    Many will find it upsetting and irritating to read, below, my very sarcastic re-wording of the paper. I beg forgiveness for this, and if you are finding it upsetting, then stop reading it! They are not worth it and they have done far too much damage already. However, if you can read it with a chuckle, it may help you explain, in simple terms, to simple GP’s or simple clinicians, why and how this is just another attempt by a group of ignorant, unscientific people trying to justify something that has already been proven to be fraud and false. The only psychologically, morally and cognitively deficient individuals in the PACE trial were the investigators and authors. Given time, this is going to make a fantastic screen comedy that will embarrass scientists everywhere and be required viewing for budding scientists on “how not to do science”.
    Let me reword the paragraphs under “Methods and “Results”
    “Me Thod (we god it right the first time)”
    We used the initial recruiting screening and questionaire data gleaned from the 640 participants that initially started our discredited and fraudulent PACE trial. We very carefully selected those bits of data that we most wanted to highlight, and perhaps later skew, which, of the possibly 100’s, perhaps1000’s of variable combinations and computations of the recorded individual variables, we chose 26, having to, like last time, exclude a small number of participants (n99, 15.4%) that might not fit the data that we wanted to look at, or fit the data in the way that we wanted them to. Having done all this we had to use several (probably far more than 20!) mathematical models and tricks trying to ‘statistically’ distil the data into showing a difference in CFS sufferers to ‘normals’.
----------------------------------------
EXERCISE PROMPT:
Answer these questions using the PACE trial excerpt:
(a) According to the author, who were the only psychologically, morally and cognitively deficient individuals in the PACE trial?
(b) How many participants initially started the PACE trial?
(c) How many variables were chosen from the screening and questionnaire data?
None of the rows are used for this work.

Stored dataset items
----------------------------------------
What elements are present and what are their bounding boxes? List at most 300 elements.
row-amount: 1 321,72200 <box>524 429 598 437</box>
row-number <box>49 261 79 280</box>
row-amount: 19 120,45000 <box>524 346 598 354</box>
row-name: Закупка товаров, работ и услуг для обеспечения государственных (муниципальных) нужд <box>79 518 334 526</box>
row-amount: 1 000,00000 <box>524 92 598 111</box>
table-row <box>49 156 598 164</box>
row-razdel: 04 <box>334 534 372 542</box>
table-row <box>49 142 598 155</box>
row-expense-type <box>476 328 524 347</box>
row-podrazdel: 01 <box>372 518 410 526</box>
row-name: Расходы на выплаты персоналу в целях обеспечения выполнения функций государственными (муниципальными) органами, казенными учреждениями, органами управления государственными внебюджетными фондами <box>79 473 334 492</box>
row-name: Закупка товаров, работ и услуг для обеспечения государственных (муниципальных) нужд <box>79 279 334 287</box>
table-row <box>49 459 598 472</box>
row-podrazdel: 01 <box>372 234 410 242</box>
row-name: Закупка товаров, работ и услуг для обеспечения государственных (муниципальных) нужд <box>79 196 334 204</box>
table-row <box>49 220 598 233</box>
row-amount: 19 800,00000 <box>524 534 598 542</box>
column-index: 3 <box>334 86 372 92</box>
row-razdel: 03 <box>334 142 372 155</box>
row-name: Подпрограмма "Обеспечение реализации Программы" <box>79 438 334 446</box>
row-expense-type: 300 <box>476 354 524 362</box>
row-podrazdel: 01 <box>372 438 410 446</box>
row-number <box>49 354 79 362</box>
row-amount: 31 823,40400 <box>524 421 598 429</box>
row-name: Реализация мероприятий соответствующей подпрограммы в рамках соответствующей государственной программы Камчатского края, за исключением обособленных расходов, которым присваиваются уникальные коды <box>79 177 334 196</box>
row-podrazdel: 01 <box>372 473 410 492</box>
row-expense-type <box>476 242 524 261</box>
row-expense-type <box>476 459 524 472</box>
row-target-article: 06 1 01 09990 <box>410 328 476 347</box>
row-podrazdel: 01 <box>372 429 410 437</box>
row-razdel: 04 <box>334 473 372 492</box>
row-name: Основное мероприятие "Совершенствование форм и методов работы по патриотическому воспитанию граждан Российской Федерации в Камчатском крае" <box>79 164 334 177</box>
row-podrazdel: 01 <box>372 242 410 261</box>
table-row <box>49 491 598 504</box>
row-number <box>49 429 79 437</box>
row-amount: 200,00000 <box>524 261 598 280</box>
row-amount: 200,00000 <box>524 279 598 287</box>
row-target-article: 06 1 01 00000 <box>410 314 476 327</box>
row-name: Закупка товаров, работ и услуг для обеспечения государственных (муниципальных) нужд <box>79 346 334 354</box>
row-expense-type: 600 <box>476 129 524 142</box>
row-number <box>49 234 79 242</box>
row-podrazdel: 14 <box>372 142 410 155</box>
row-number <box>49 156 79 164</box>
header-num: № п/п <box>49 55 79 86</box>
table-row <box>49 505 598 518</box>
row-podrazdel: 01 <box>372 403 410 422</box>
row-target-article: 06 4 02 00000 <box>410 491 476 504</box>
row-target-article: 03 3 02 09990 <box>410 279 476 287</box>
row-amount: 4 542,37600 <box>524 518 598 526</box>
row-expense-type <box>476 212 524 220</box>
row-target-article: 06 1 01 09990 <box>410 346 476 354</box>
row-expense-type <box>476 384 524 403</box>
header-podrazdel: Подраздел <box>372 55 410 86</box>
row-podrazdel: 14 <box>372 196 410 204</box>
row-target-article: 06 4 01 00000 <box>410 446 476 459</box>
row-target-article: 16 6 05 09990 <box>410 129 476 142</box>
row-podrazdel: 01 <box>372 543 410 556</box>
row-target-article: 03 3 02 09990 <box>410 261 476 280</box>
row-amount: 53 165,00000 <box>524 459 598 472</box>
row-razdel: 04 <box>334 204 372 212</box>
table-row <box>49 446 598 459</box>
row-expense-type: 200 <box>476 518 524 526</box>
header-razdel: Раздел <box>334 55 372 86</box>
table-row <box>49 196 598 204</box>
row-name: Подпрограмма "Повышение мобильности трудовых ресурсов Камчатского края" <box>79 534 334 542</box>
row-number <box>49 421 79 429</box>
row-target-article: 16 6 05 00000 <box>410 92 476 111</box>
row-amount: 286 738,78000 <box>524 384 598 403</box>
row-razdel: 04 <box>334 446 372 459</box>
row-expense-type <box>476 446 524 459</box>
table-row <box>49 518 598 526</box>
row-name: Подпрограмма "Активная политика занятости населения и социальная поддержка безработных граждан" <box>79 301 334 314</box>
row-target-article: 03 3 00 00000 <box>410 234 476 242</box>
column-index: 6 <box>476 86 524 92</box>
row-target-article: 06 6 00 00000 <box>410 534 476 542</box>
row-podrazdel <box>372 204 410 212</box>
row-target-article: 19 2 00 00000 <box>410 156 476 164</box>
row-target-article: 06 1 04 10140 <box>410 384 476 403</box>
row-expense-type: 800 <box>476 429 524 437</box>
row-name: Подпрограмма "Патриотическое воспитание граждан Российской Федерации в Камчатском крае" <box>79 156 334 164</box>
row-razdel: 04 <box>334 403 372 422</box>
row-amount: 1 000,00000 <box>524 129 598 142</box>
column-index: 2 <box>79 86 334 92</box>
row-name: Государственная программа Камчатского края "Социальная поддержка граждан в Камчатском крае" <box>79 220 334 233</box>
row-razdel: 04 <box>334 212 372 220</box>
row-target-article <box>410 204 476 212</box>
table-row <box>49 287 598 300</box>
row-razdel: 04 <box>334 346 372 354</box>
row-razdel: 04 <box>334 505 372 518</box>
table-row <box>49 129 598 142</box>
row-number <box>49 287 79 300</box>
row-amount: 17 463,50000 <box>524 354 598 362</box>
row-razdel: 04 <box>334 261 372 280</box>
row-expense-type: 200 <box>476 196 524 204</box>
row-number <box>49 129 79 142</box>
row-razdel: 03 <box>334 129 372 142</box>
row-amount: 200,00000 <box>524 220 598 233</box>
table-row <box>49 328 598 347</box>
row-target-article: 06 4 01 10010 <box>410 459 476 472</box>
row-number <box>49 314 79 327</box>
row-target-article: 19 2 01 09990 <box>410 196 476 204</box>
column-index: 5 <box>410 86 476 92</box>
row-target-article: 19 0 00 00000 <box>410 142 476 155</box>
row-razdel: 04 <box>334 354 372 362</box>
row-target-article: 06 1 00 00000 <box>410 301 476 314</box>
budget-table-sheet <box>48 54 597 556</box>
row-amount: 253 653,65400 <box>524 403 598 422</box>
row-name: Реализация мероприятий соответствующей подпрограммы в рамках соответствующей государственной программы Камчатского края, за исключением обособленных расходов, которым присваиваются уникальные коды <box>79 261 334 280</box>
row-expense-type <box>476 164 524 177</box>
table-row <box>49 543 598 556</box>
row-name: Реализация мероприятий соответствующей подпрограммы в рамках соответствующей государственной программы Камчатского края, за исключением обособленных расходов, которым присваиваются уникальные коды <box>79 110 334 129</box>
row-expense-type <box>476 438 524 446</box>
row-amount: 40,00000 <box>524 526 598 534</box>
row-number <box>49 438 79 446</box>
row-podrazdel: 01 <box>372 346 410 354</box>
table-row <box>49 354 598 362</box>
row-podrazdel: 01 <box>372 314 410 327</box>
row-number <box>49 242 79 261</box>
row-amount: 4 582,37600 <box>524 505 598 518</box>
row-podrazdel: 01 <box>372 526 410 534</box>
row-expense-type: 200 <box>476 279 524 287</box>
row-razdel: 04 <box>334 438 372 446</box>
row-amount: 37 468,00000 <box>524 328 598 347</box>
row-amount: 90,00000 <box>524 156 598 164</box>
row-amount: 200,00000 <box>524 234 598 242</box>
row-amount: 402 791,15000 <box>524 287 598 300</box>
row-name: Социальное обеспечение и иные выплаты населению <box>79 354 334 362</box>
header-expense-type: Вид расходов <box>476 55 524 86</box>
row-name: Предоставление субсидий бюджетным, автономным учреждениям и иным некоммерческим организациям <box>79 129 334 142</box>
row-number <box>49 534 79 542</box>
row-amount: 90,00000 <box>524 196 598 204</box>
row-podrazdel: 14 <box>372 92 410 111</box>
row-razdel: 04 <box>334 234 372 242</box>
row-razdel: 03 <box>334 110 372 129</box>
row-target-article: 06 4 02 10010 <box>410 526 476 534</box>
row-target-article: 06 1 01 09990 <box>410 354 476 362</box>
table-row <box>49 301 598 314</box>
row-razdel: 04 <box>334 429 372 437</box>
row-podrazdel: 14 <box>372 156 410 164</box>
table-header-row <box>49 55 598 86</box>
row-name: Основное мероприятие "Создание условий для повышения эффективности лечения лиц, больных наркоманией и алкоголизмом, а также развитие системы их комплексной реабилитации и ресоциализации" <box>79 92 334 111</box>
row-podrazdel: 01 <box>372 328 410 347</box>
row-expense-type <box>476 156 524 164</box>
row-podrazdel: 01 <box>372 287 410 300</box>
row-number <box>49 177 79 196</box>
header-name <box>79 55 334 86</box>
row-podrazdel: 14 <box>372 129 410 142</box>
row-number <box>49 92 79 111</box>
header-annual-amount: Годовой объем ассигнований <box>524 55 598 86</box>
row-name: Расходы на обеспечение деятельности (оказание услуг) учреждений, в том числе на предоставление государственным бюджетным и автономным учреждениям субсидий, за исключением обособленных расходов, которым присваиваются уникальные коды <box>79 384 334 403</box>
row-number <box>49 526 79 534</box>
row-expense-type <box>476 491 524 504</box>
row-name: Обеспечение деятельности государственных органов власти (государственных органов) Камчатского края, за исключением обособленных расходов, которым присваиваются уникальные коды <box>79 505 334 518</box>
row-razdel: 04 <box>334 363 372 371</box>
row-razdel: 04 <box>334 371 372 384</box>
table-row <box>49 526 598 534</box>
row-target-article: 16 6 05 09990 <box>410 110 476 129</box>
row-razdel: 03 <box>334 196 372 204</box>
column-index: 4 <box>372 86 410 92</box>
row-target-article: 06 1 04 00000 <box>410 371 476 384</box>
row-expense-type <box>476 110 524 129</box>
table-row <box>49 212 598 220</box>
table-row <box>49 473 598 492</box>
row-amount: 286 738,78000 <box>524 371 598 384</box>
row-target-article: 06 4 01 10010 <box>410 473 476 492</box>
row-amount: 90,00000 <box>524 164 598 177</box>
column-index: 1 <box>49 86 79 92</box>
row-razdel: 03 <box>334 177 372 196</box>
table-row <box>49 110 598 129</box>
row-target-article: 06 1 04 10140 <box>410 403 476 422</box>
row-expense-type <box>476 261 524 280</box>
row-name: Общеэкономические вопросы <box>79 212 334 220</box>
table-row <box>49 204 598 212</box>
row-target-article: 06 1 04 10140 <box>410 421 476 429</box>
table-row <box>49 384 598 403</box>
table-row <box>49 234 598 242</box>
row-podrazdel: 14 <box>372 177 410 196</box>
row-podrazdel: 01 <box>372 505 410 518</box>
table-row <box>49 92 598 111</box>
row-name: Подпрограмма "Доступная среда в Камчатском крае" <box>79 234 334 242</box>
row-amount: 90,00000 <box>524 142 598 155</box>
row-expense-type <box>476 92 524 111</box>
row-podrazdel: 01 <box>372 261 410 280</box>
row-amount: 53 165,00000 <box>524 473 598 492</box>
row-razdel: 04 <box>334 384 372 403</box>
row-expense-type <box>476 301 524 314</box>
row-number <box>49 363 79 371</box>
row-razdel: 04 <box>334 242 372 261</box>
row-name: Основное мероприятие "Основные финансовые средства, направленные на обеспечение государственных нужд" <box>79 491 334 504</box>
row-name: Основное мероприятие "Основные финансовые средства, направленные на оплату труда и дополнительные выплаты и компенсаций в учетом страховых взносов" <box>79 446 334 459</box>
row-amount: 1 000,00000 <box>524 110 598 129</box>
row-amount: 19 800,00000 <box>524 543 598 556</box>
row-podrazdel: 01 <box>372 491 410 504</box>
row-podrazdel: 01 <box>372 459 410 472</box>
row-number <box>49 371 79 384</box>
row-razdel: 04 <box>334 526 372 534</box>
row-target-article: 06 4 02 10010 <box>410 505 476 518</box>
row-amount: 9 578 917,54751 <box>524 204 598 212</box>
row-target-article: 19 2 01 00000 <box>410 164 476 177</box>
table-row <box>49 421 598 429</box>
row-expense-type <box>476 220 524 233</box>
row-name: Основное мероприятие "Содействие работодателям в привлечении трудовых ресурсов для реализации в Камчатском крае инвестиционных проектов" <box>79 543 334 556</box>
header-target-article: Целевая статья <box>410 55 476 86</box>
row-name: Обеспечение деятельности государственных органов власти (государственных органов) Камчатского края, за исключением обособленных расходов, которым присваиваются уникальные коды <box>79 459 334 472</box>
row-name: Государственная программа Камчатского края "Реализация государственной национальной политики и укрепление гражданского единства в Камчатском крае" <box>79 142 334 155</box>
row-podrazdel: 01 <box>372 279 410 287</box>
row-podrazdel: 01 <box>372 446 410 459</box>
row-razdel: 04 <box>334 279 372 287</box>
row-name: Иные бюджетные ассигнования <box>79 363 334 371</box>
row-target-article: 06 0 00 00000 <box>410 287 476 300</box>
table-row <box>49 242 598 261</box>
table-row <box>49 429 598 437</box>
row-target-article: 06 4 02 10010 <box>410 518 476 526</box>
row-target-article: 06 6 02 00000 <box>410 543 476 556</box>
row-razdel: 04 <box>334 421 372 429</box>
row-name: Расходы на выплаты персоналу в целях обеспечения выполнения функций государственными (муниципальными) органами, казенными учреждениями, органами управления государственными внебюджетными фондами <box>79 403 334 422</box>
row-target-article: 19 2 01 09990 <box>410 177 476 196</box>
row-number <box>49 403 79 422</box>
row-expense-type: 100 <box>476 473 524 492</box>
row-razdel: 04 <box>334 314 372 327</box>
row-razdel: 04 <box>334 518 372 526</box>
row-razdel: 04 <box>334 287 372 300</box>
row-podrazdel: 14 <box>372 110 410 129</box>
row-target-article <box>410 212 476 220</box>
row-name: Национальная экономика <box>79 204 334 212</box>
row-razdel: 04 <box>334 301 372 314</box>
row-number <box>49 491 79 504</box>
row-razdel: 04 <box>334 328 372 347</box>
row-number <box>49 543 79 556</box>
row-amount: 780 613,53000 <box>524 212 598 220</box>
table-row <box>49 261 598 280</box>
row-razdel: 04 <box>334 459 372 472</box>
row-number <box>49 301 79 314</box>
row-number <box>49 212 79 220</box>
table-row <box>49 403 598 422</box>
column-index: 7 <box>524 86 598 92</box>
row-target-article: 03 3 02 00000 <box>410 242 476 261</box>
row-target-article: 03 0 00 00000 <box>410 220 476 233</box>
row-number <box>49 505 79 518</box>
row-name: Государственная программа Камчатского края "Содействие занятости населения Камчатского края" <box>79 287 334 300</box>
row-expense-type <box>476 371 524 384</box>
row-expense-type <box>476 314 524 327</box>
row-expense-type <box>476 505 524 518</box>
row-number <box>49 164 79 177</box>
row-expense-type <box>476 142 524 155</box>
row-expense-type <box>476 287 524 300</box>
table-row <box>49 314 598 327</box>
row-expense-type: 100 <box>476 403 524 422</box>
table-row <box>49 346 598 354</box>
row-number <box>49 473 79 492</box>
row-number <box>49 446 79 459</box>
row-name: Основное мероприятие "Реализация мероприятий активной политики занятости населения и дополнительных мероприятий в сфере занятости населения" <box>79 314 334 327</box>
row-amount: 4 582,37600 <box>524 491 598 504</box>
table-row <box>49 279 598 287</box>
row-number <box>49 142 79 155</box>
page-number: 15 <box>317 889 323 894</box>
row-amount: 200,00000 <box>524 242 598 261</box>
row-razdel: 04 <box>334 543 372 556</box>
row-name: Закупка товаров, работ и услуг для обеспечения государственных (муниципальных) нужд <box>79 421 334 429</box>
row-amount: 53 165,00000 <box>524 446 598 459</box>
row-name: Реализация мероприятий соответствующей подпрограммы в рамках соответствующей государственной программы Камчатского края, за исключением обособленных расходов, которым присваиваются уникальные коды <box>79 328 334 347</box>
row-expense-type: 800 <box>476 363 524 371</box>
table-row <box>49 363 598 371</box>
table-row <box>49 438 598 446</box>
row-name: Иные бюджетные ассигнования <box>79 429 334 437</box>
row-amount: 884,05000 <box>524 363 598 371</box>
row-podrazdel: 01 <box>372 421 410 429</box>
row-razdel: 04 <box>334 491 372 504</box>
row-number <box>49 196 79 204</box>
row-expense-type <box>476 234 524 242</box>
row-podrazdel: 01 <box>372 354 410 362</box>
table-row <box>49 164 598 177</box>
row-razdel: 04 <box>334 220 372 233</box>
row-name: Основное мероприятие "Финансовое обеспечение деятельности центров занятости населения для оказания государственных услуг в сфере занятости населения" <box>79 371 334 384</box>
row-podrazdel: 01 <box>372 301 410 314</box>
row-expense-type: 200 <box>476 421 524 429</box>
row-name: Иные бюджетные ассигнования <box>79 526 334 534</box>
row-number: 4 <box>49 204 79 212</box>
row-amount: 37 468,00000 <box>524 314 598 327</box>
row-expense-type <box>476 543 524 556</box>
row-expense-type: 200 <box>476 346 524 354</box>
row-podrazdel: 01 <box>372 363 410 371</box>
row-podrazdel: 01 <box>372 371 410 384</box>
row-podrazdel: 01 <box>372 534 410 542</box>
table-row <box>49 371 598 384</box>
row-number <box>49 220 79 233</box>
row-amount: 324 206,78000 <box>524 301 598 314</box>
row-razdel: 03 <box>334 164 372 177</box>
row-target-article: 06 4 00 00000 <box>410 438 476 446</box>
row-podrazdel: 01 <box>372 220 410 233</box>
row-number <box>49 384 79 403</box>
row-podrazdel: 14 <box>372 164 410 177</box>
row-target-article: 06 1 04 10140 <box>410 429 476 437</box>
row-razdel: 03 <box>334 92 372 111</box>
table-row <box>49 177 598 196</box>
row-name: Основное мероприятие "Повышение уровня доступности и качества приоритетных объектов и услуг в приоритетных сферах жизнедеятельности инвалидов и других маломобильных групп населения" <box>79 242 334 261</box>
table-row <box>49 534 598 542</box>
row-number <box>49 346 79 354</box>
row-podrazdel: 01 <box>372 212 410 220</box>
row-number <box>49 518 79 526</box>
----------------------------------------
RESULT:
(a) The investigators and authors.
(b) 640.
(c) 26.